What is being asked ▸
Without the pictures, can you quote each line below exactly?

* START Material supplied *

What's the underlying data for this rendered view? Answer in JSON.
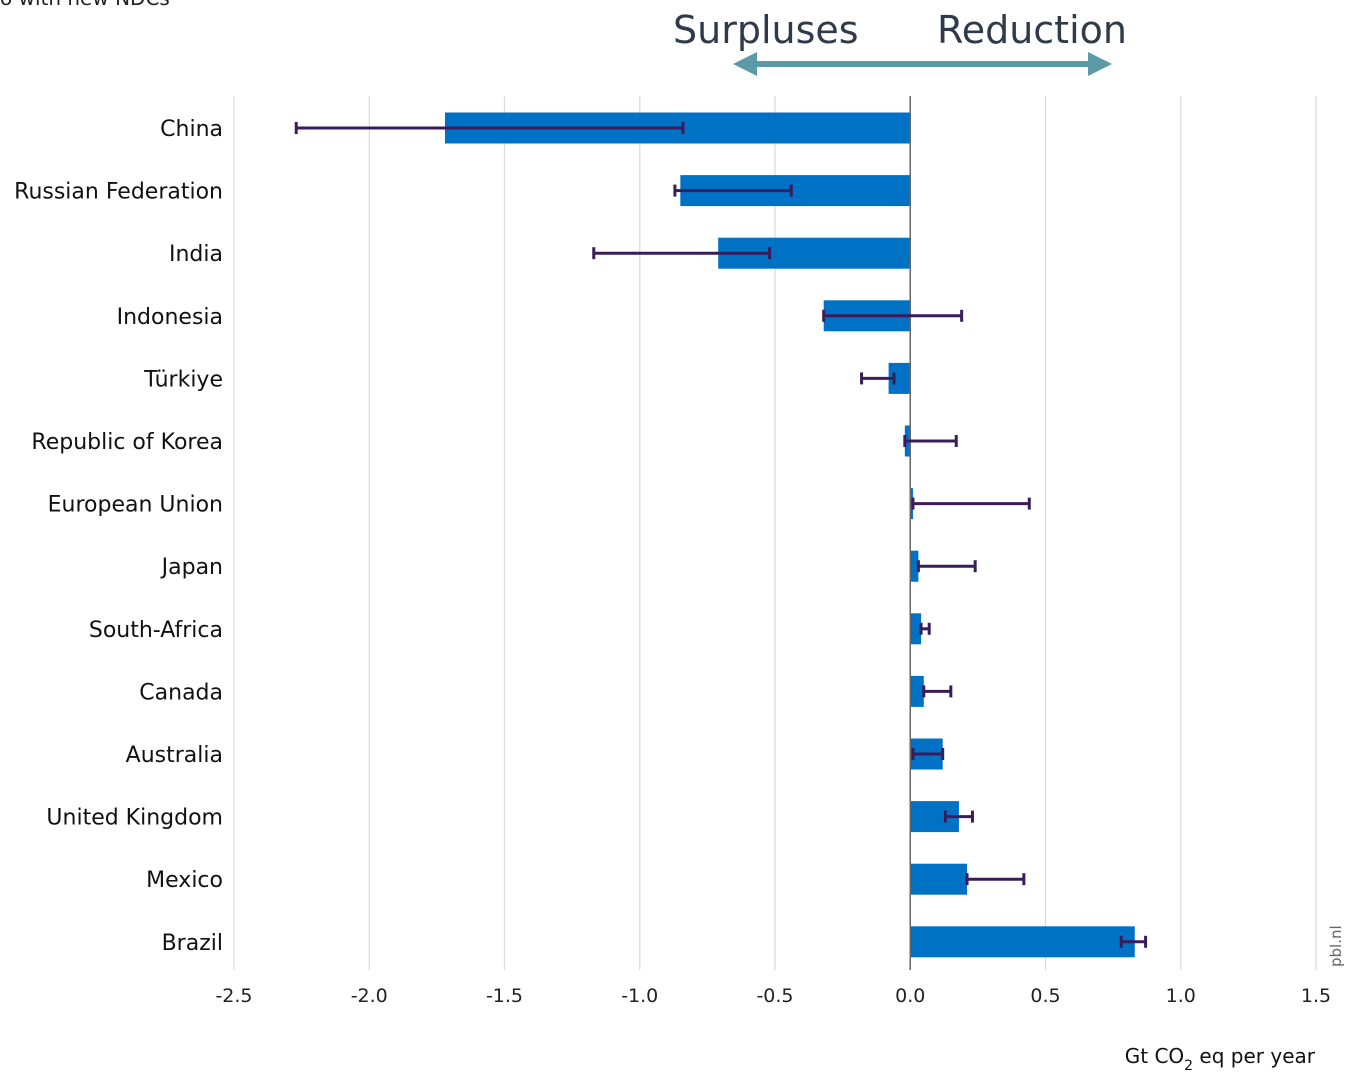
{
  "header": {
    "corner_caption": "o with new NDCs",
    "direction_left": "Surpluses",
    "direction_right": "Reduction"
  },
  "colors": {
    "bar": "#0072c6",
    "error_bar": "#3b1c5a",
    "arrow": "#5b9aa6",
    "grid": "#dcdcdc",
    "zero_line": "#666666"
  },
  "chart_data": {
    "type": "bar",
    "orientation": "horizontal",
    "categories": [
      "China",
      "Russian Federation",
      "India",
      "Indonesia",
      "Türkiye",
      "Republic of Korea",
      "European Union",
      "Japan",
      "South-Africa",
      "Canada",
      "Australia",
      "United Kingdom",
      "Mexico",
      "Brazil"
    ],
    "values": [
      -1.72,
      -0.85,
      -0.71,
      -0.32,
      -0.08,
      -0.02,
      0.01,
      0.03,
      0.04,
      0.05,
      0.12,
      0.18,
      0.21,
      0.83
    ],
    "error_low": [
      -2.27,
      -0.87,
      -1.17,
      -0.32,
      -0.18,
      -0.02,
      0.01,
      0.03,
      0.04,
      0.05,
      0.01,
      0.13,
      0.21,
      0.78
    ],
    "error_high": [
      -0.84,
      -0.44,
      -0.52,
      0.19,
      -0.06,
      0.17,
      0.44,
      0.24,
      0.07,
      0.15,
      0.12,
      0.23,
      0.42,
      0.87
    ],
    "xlim": [
      -2.5,
      1.5
    ],
    "xticks": [
      "-2.5",
      "-2.0",
      "-1.5",
      "-1.0",
      "-0.5",
      "0.0",
      "0.5",
      "1.0",
      "1.5"
    ],
    "xtick_values": [
      -2.5,
      -2.0,
      -1.5,
      -1.0,
      -0.5,
      0.0,
      0.5,
      1.0,
      1.5
    ],
    "xlabel": "Gt CO2 eq per year",
    "xlabel_parts": {
      "before": "Gt CO",
      "sub": "2",
      "after": " eq per year"
    },
    "source": "pbl.nl",
    "grid": true
  }
}
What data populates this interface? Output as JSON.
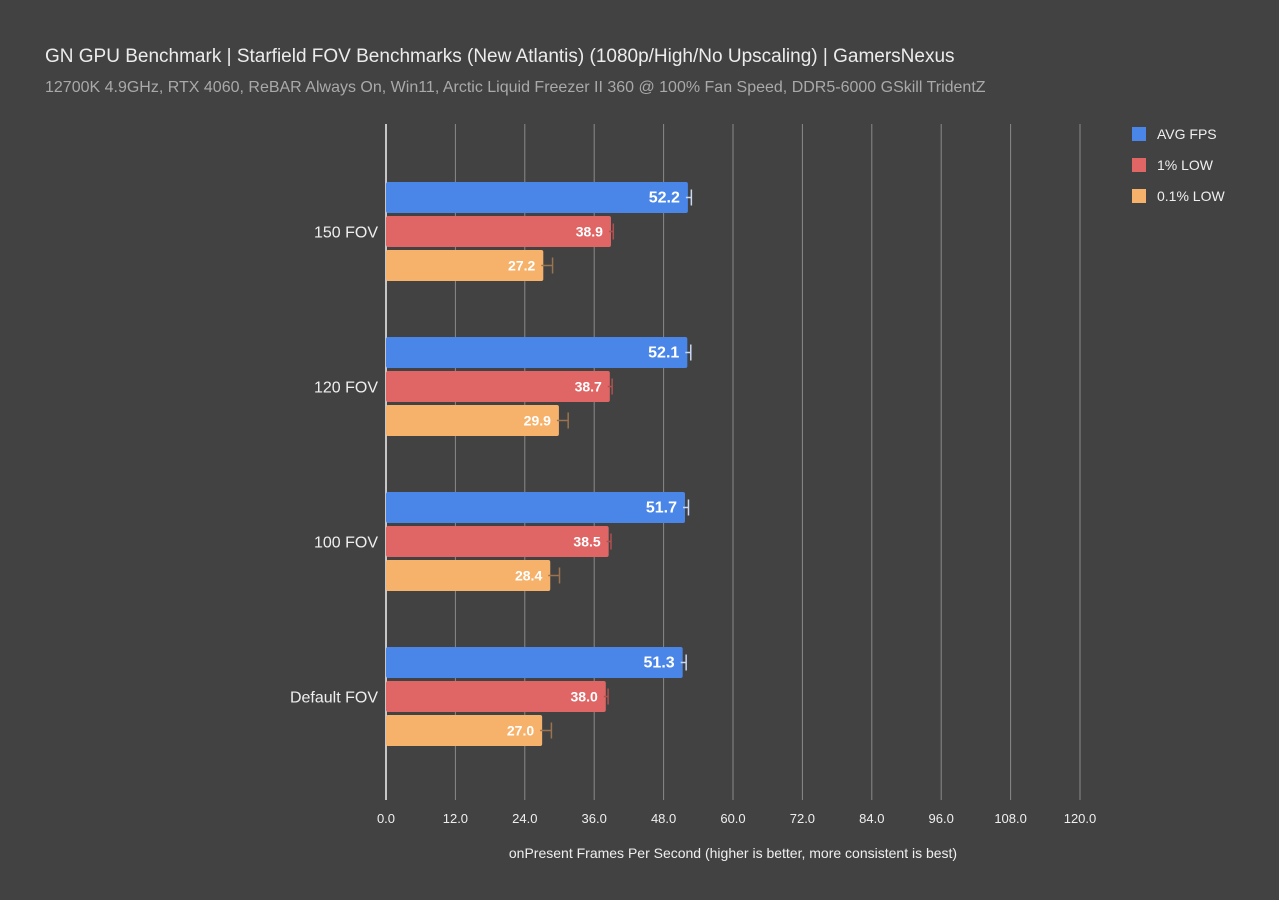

* END Material supplied *

Result ▸
What's the underlying data for this rendered view? Answer in JSON.
{
  "header": {
    "corner_caption": "o with new NDCs",
    "direction_left": "Surpluses",
    "direction_right": "Reduction"
  },
  "colors": {
    "bar": "#0072c6",
    "error_bar": "#3b1c5a",
    "arrow": "#5b9aa6",
    "grid": "#dcdcdc",
    "zero_line": "#666666"
  },
  "chart_data": {
    "type": "bar",
    "orientation": "horizontal",
    "categories": [
      "China",
      "Russian Federation",
      "India",
      "Indonesia",
      "Türkiye",
      "Republic of Korea",
      "European Union",
      "Japan",
      "South-Africa",
      "Canada",
      "Australia",
      "United Kingdom",
      "Mexico",
      "Brazil"
    ],
    "values": [
      -1.72,
      -0.85,
      -0.71,
      -0.32,
      -0.08,
      -0.02,
      0.01,
      0.03,
      0.04,
      0.05,
      0.12,
      0.18,
      0.21,
      0.83
    ],
    "error_low": [
      -2.27,
      -0.87,
      -1.17,
      -0.32,
      -0.18,
      -0.02,
      0.01,
      0.03,
      0.04,
      0.05,
      0.01,
      0.13,
      0.21,
      0.78
    ],
    "error_high": [
      -0.84,
      -0.44,
      -0.52,
      0.19,
      -0.06,
      0.17,
      0.44,
      0.24,
      0.07,
      0.15,
      0.12,
      0.23,
      0.42,
      0.87
    ],
    "xlim": [
      -2.5,
      1.5
    ],
    "xticks": [
      "-2.5",
      "-2.0",
      "-1.5",
      "-1.0",
      "-0.5",
      "0.0",
      "0.5",
      "1.0",
      "1.5"
    ],
    "xtick_values": [
      -2.5,
      -2.0,
      -1.5,
      -1.0,
      -0.5,
      0.0,
      0.5,
      1.0,
      1.5
    ],
    "xlabel": "Gt CO2 eq per year",
    "xlabel_parts": {
      "before": "Gt CO",
      "sub": "2",
      "after": " eq per year"
    },
    "source": "pbl.nl",
    "grid": true
  }
}
What data populates this interface? Output as JSON.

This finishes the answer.